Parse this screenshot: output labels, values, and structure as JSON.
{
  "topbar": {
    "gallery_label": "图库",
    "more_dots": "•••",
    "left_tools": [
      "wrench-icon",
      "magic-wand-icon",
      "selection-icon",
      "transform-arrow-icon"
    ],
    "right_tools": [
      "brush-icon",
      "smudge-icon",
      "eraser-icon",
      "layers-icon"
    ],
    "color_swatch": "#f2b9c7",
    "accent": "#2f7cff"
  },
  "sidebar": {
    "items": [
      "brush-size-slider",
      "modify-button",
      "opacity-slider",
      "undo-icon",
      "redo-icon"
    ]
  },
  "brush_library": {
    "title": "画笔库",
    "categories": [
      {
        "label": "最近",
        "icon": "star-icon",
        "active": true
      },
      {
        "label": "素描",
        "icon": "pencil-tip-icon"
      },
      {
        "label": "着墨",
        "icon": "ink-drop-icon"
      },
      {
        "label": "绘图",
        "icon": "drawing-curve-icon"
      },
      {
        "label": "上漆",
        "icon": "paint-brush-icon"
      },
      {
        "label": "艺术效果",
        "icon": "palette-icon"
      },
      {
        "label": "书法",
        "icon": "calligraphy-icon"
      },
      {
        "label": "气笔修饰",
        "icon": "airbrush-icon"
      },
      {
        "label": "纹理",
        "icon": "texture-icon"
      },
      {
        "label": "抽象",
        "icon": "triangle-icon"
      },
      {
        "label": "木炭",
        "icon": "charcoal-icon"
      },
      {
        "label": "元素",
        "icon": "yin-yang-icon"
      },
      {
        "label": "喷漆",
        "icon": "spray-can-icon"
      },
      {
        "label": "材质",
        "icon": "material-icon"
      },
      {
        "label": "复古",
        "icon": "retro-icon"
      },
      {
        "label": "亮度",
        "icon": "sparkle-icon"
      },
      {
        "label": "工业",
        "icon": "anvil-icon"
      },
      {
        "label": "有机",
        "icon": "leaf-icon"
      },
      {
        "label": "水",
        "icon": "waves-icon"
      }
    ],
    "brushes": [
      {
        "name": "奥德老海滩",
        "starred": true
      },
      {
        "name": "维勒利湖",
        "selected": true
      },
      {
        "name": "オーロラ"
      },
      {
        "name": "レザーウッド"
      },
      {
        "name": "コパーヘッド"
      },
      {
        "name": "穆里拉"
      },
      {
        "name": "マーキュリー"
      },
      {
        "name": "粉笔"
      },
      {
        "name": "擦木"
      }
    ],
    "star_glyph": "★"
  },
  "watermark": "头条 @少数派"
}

+===+

THE PROBLEM:
Copy each line of the data that contains the word "name".

RESULT:
        "name": "奥德老海滩",
        "name": "维勒利湖",
        "name": "オーロラ"
        "name": "レザーウッド"
        "name": "コパーヘッド"
        "name": "穆里拉"
        "name": "マーキュリー"
        "name": "粉笔"
        "name": "擦木"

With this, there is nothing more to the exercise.